***** RECORDS TO PROCESS *****
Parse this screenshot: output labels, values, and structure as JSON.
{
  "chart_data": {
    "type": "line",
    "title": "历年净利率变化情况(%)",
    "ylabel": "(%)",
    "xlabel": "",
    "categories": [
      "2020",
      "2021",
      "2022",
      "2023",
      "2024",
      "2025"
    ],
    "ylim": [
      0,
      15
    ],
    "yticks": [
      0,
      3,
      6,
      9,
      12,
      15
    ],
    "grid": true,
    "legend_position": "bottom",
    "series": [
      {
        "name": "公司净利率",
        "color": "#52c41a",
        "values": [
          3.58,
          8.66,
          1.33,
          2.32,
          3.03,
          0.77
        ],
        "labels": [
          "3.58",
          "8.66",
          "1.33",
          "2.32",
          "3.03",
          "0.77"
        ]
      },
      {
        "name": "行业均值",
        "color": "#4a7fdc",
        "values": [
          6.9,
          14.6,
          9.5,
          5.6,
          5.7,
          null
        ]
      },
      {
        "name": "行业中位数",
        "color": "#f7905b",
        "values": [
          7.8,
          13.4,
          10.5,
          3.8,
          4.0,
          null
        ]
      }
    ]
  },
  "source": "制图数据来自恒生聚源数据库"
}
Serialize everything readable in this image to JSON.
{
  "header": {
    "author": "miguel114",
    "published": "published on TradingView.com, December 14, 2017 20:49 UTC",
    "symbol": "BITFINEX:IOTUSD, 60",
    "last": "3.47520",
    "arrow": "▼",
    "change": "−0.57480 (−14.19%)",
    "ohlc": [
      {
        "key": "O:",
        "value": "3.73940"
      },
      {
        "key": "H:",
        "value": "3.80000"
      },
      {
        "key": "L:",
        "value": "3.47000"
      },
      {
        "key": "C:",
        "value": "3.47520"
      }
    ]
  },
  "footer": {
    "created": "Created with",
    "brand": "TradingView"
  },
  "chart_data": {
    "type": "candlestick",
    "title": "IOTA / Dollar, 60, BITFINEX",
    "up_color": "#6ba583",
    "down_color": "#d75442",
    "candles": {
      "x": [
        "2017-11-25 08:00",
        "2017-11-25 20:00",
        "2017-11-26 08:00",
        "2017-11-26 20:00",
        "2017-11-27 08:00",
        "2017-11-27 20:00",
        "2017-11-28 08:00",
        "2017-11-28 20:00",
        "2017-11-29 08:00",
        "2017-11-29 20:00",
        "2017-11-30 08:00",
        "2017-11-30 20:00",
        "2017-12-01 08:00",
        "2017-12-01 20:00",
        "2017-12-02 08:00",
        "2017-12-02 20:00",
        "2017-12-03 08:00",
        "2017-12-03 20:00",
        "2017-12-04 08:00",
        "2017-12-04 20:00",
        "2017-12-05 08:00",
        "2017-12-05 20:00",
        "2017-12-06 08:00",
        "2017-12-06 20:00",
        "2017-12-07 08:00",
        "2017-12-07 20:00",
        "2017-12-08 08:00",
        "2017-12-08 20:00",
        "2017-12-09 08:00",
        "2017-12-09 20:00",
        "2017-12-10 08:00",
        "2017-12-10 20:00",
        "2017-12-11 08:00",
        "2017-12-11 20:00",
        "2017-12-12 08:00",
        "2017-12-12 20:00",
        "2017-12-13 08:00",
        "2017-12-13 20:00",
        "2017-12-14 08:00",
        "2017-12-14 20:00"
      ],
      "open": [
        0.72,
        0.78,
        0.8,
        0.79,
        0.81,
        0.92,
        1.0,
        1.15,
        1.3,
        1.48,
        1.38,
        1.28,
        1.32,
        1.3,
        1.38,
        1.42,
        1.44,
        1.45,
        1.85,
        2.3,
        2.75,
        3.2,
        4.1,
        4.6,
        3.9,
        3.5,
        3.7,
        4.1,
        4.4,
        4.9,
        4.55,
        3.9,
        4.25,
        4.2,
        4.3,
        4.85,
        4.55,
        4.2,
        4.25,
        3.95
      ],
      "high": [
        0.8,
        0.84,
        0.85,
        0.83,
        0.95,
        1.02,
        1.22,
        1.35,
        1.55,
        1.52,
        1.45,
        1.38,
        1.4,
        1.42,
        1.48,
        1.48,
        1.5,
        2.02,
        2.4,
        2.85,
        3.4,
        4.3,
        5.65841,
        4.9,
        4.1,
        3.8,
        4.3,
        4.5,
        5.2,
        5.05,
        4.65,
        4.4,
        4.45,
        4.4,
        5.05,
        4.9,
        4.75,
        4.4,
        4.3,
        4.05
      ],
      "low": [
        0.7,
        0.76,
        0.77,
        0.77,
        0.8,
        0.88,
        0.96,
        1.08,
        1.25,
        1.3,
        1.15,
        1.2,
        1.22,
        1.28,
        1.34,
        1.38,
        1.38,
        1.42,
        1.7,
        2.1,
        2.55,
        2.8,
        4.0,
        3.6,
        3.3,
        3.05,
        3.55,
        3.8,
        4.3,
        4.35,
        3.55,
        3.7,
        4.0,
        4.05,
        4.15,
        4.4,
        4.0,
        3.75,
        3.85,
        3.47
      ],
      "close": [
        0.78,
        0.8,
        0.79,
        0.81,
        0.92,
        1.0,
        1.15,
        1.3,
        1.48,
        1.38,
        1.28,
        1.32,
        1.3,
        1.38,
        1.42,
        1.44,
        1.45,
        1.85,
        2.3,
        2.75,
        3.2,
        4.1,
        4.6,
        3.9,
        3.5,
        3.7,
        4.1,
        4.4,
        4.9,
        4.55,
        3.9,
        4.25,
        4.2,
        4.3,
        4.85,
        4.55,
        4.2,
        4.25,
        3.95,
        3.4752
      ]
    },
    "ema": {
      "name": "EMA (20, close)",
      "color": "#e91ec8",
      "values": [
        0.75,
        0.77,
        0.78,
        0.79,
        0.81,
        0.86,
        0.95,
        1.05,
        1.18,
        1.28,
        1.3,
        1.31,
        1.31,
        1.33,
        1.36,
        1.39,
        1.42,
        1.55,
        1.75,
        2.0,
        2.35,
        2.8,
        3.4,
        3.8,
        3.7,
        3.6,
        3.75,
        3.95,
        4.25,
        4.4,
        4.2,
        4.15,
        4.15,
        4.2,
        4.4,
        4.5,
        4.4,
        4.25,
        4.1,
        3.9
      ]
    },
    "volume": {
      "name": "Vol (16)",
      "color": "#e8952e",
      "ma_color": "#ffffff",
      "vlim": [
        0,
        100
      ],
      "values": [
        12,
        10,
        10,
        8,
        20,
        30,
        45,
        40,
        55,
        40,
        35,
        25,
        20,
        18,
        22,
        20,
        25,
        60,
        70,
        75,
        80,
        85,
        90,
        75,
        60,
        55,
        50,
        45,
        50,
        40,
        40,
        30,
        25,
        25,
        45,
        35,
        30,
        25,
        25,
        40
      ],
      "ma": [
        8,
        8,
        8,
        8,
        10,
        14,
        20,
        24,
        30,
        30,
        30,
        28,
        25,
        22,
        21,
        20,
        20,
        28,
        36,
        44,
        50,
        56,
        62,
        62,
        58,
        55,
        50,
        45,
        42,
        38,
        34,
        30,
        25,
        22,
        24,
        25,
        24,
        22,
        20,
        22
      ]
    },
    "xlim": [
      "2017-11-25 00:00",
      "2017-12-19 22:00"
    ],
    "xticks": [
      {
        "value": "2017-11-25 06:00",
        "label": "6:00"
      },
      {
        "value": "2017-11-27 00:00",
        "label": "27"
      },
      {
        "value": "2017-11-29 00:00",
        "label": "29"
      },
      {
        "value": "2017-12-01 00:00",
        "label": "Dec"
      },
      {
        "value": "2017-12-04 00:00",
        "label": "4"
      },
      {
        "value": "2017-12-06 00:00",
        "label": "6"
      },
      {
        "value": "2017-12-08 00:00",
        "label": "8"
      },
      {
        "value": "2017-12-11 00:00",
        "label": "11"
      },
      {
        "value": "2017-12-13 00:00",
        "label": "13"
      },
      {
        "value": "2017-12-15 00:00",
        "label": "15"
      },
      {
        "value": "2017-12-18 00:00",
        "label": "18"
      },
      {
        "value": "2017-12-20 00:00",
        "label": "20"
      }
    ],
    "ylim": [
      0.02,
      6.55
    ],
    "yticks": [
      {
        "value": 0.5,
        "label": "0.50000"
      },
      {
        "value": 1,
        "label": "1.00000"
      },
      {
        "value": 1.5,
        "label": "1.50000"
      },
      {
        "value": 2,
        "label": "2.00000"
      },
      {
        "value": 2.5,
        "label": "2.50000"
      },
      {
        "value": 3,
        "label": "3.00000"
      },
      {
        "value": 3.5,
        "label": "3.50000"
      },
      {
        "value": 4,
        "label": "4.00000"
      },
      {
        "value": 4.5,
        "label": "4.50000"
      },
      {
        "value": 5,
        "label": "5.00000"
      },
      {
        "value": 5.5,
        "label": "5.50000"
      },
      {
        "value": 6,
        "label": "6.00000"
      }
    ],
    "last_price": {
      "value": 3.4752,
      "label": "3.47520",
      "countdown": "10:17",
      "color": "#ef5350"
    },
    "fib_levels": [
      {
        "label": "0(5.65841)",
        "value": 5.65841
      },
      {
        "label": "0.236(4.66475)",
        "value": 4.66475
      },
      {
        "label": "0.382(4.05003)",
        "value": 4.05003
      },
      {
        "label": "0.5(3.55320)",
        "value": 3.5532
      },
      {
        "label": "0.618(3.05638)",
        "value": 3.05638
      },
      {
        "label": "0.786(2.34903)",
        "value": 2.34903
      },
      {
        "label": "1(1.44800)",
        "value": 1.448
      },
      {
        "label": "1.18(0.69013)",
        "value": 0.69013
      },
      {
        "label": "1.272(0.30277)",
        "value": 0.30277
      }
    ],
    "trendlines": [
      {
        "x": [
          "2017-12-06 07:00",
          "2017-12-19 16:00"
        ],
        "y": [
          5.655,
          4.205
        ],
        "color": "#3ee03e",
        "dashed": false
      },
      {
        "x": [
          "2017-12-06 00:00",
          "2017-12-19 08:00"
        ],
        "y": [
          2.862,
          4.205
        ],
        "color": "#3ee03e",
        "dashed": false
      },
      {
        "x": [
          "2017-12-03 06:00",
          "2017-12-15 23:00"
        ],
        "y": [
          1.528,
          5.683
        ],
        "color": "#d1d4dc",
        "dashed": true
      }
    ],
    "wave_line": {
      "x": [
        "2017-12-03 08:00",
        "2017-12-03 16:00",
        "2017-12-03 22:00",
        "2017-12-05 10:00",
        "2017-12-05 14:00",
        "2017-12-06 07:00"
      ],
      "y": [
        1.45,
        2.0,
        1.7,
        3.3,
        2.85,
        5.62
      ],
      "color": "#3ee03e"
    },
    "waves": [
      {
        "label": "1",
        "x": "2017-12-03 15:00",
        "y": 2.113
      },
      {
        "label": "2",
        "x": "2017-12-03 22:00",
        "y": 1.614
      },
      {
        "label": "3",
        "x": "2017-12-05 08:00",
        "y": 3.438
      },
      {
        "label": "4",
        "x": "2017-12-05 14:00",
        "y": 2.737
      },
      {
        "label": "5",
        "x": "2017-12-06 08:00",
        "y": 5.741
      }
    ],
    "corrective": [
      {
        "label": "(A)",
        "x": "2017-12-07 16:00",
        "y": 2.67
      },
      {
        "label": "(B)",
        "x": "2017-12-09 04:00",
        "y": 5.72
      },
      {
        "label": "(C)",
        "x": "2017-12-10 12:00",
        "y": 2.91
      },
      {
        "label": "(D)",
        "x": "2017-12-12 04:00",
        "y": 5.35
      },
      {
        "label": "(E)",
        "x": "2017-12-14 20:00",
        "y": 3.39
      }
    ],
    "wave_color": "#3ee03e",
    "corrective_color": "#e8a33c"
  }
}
*****
_AIM_.
Identify each line containing the string "BITFINEX" and copy it out.

_RESPONSE TO THE TASK_.
    "symbol": "BITFINEX:IOTUSD, 60",
    "title": "IOTA / Dollar, 60, BITFINEX",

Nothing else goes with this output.